Records from a dataset:
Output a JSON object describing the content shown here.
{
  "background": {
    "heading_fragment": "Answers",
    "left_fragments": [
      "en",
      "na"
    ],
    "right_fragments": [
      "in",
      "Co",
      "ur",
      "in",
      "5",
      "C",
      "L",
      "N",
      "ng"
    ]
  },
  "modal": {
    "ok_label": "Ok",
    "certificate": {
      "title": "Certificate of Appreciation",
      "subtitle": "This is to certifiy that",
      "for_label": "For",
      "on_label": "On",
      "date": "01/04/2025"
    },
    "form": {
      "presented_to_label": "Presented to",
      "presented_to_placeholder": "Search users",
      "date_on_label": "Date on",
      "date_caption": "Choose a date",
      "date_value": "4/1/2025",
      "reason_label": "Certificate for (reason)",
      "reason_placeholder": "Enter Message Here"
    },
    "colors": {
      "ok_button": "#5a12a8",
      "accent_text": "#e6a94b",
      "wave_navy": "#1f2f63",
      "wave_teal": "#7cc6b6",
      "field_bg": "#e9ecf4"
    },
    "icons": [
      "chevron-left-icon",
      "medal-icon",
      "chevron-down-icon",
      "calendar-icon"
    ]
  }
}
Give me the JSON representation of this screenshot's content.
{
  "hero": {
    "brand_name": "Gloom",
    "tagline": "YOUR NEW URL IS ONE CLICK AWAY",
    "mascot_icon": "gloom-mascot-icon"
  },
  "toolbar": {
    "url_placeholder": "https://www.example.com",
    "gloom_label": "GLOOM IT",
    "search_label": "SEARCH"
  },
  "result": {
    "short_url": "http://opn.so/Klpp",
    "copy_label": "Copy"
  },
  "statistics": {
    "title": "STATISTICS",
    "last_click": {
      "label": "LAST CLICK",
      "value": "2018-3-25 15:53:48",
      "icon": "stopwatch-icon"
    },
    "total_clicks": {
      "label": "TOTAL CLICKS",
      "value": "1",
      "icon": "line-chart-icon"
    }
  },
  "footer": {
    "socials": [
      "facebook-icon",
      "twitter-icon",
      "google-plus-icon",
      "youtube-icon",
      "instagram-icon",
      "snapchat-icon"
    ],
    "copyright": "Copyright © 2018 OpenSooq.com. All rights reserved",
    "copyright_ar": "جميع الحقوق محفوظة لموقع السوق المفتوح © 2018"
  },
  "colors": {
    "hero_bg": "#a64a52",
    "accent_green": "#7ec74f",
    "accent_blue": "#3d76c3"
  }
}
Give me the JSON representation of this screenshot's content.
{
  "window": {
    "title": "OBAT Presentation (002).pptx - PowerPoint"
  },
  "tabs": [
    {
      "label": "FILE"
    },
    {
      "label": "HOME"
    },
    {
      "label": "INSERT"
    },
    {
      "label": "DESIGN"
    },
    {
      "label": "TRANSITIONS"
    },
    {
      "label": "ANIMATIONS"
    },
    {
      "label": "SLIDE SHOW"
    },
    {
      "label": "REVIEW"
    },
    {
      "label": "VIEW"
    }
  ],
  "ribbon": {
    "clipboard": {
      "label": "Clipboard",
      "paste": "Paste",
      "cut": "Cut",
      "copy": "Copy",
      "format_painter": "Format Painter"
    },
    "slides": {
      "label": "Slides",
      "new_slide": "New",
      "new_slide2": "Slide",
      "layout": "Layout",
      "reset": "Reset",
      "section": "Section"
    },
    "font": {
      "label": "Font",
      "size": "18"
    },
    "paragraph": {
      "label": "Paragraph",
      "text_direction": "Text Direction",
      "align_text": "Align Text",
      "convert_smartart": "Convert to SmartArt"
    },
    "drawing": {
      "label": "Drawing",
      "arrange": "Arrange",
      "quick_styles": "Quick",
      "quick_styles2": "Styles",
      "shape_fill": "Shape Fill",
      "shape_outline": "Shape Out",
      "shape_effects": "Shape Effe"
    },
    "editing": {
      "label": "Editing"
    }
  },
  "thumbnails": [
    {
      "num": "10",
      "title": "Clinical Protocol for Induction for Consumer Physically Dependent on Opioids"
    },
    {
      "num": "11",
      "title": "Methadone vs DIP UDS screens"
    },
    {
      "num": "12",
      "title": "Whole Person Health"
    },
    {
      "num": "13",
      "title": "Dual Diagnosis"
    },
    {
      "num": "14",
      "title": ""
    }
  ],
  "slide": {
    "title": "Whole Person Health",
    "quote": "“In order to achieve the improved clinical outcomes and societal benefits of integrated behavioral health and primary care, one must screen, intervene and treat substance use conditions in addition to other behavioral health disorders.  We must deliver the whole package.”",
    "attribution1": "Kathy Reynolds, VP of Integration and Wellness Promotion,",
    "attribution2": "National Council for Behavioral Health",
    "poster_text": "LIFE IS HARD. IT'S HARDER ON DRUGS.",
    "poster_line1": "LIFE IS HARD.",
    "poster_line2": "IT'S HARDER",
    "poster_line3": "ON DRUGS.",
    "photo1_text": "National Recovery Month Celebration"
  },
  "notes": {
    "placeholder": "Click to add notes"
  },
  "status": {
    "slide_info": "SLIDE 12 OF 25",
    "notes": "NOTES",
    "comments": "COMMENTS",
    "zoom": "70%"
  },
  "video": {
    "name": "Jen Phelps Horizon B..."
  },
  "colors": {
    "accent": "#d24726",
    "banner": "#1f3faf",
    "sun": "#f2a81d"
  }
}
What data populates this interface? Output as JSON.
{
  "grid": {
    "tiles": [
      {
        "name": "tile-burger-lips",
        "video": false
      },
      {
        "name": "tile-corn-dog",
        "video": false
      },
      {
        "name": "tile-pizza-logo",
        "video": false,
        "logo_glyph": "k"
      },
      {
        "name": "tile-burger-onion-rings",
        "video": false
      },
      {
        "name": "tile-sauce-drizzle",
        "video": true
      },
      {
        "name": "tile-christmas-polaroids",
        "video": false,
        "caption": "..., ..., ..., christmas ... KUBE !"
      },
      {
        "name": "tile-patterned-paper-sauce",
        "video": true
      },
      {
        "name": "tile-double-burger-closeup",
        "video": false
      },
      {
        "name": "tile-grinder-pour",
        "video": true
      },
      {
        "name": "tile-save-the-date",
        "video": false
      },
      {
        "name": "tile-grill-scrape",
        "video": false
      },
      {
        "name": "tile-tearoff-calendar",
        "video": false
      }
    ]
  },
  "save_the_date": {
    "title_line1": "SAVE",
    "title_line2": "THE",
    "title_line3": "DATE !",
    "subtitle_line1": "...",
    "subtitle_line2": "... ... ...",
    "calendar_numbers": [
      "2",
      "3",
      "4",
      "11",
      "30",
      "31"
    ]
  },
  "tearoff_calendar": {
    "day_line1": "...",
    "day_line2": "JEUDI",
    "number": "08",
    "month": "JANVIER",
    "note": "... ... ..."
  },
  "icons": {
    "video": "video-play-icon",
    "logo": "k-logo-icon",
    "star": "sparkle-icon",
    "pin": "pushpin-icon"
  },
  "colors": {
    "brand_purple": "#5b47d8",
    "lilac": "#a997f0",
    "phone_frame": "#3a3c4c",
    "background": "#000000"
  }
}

- **Task brief**
Your task is to transcribe the material exactly.

- **Right answer**
Output a JSON object describing the content shown here.
{
  "background": {
    "heading_fragment": "Answers",
    "left_fragments": [
      "en",
      "na"
    ],
    "right_fragments": [
      "in",
      "Co",
      "ur",
      "in",
      "5",
      "C",
      "L",
      "N",
      "ng"
    ]
  },
  "modal": {
    "ok_label": "Ok",
    "certificate": {
      "title": "Certificate of Appreciation",
      "subtitle": "This is to certifiy that",
      "for_label": "For",
      "on_label": "On",
      "date": "01/04/2025"
    },
    "form": {
      "presented_to_label": "Presented to",
      "presented_to_placeholder": "Search users",
      "date_on_label": "Date on",
      "date_caption": "Choose a date",
      "date_value": "4/1/2025",
      "reason_label": "Certificate for (reason)",
      "reason_placeholder": "Enter Message Here"
    },
    "colors": {
      "ok_button": "#5a12a8",
      "accent_text": "#e6a94b",
      "wave_navy": "#1f2f63",
      "wave_teal": "#7cc6b6",
      "field_bg": "#e9ecf4"
    },
    "icons": [
      "chevron-left-icon",
      "medal-icon",
      "chevron-down-icon",
      "calendar-icon"
    ]
  }
}
Give me the JSON representation of this screenshot's content.
{
  "hero": {
    "brand_name": "Gloom",
    "tagline": "YOUR NEW URL IS ONE CLICK AWAY",
    "mascot_icon": "gloom-mascot-icon"
  },
  "toolbar": {
    "url_placeholder": "https://www.example.com",
    "gloom_label": "GLOOM IT",
    "search_label": "SEARCH"
  },
  "result": {
    "short_url": "http://opn.so/Klpp",
    "copy_label": "Copy"
  },
  "statistics": {
    "title": "STATISTICS",
    "last_click": {
      "label": "LAST CLICK",
      "value": "2018-3-25 15:53:48",
      "icon": "stopwatch-icon"
    },
    "total_clicks": {
      "label": "TOTAL CLICKS",
      "value": "1",
      "icon": "line-chart-icon"
    }
  },
  "footer": {
    "socials": [
      "facebook-icon",
      "twitter-icon",
      "google-plus-icon",
      "youtube-icon",
      "instagram-icon",
      "snapchat-icon"
    ],
    "copyright": "Copyright © 2018 OpenSooq.com. All rights reserved",
    "copyright_ar": "جميع الحقوق محفوظة لموقع السوق المفتوح © 2018"
  },
  "colors": {
    "hero_bg": "#a64a52",
    "accent_green": "#7ec74f",
    "accent_blue": "#3d76c3"
  }
}
Give me the JSON representation of this screenshot's content.
{
  "window": {
    "title": "OBAT Presentation (002).pptx - PowerPoint"
  },
  "tabs": [
    {
      "label": "FILE"
    },
    {
      "label": "HOME"
    },
    {
      "label": "INSERT"
    },
    {
      "label": "DESIGN"
    },
    {
      "label": "TRANSITIONS"
    },
    {
      "label": "ANIMATIONS"
    },
    {
      "label": "SLIDE SHOW"
    },
    {
      "label": "REVIEW"
    },
    {
      "label": "VIEW"
    }
  ],
  "ribbon": {
    "clipboard": {
      "label": "Clipboard",
      "paste": "Paste",
      "cut": "Cut",
      "copy": "Copy",
      "format_painter": "Format Painter"
    },
    "slides": {
      "label": "Slides",
      "new_slide": "New",
      "new_slide2": "Slide",
      "layout": "Layout",
      "reset": "Reset",
      "section": "Section"
    },
    "font": {
      "label": "Font",
      "size": "18"
    },
    "paragraph": {
      "label": "Paragraph",
      "text_direction": "Text Direction",
      "align_text": "Align Text",
      "convert_smartart": "Convert to SmartArt"
    },
    "drawing": {
      "label": "Drawing",
      "arrange": "Arrange",
      "quick_styles": "Quick",
      "quick_styles2": "Styles",
      "shape_fill": "Shape Fill",
      "shape_outline": "Shape Out",
      "shape_effects": "Shape Effe"
    },
    "editing": {
      "label": "Editing"
    }
  },
  "thumbnails": [
    {
      "num": "10",
      "title": "Clinical Protocol for Induction for Consumer Physically Dependent on Opioids"
    },
    {
      "num": "11",
      "title": "Methadone vs DIP UDS screens"
    },
    {
      "num": "12",
      "title": "Whole Person Health"
    },
    {
      "num": "13",
      "title": "Dual Diagnosis"
    },
    {
      "num": "14",
      "title": ""
    }
  ],
  "slide": {
    "title": "Whole Person Health",
    "quote": "“In order to achieve the improved clinical outcomes and societal benefits of integrated behavioral health and primary care, one must screen, intervene and treat substance use conditions in addition to other behavioral health disorders.  We must deliver the whole package.”",
    "attribution1": "Kathy Reynolds, VP of Integration and Wellness Promotion,",
    "attribution2": "National Council for Behavioral Health",
    "poster_text": "LIFE IS HARD. IT'S HARDER ON DRUGS.",
    "poster_line1": "LIFE IS HARD.",
    "poster_line2": "IT'S HARDER",
    "poster_line3": "ON DRUGS.",
    "photo1_text": "National Recovery Month Celebration"
  },
  "notes": {
    "placeholder": "Click to add notes"
  },
  "status": {
    "slide_info": "SLIDE 12 OF 25",
    "notes": "NOTES",
    "comments": "COMMENTS",
    "zoom": "70%"
  },
  "video": {
    "name": "Jen Phelps Horizon B..."
  },
  "colors": {
    "accent": "#d24726",
    "banner": "#1f3faf",
    "sun": "#f2a81d"
  }
}
What data populates this interface? Output as JSON.
{
  "grid": {
    "tiles": [
      {
        "name": "tile-burger-lips",
        "video": false
      },
      {
        "name": "tile-corn-dog",
        "video": false
      },
      {
        "name": "tile-pizza-logo",
        "video": false,
        "logo_glyph": "k"
      },
      {
        "name": "tile-burger-onion-rings",
        "video": false
      },
      {
        "name": "tile-sauce-drizzle",
        "video": true
      },
      {
        "name": "tile-christmas-polaroids",
        "video": false,
        "caption": "..., ..., ..., christmas ... KUBE !"
      },
      {
        "name": "tile-patterned-paper-sauce",
        "video": true
      },
      {
        "name": "tile-double-burger-closeup",
        "video": false
      },
      {
        "name": "tile-grinder-pour",
        "video": true
      },
      {
        "name": "tile-save-the-date",
        "video": false
      },
      {
        "name": "tile-grill-scrape",
        "video": false
      },
      {
        "name": "tile-tearoff-calendar",
        "video": false
      }
    ]
  },
  "save_the_date": {
    "title_line1": "SAVE",
    "title_line2": "THE",
    "title_line3": "DATE !",
    "subtitle_line1": "...",
    "subtitle_line2": "... ... ...",
    "calendar_numbers": [
      "2",
      "3",
      "4",
      "11",
      "30",
      "31"
    ]
  },
  "tearoff_calendar": {
    "day_line1": "...",
    "day_line2": "JEUDI",
    "number": "08",
    "month": "JANVIER",
    "note": "... ... ..."
  },
  "icons": {
    "video": "video-play-icon",
    "logo": "k-logo-icon",
    "star": "sparkle-icon",
    "pin": "pushpin-icon"
  },
  "colors": {
    "brand_purple": "#5b47d8",
    "lilac": "#a997f0",
    "phone_frame": "#3a3c4c",
    "background": "#000000"
  }
}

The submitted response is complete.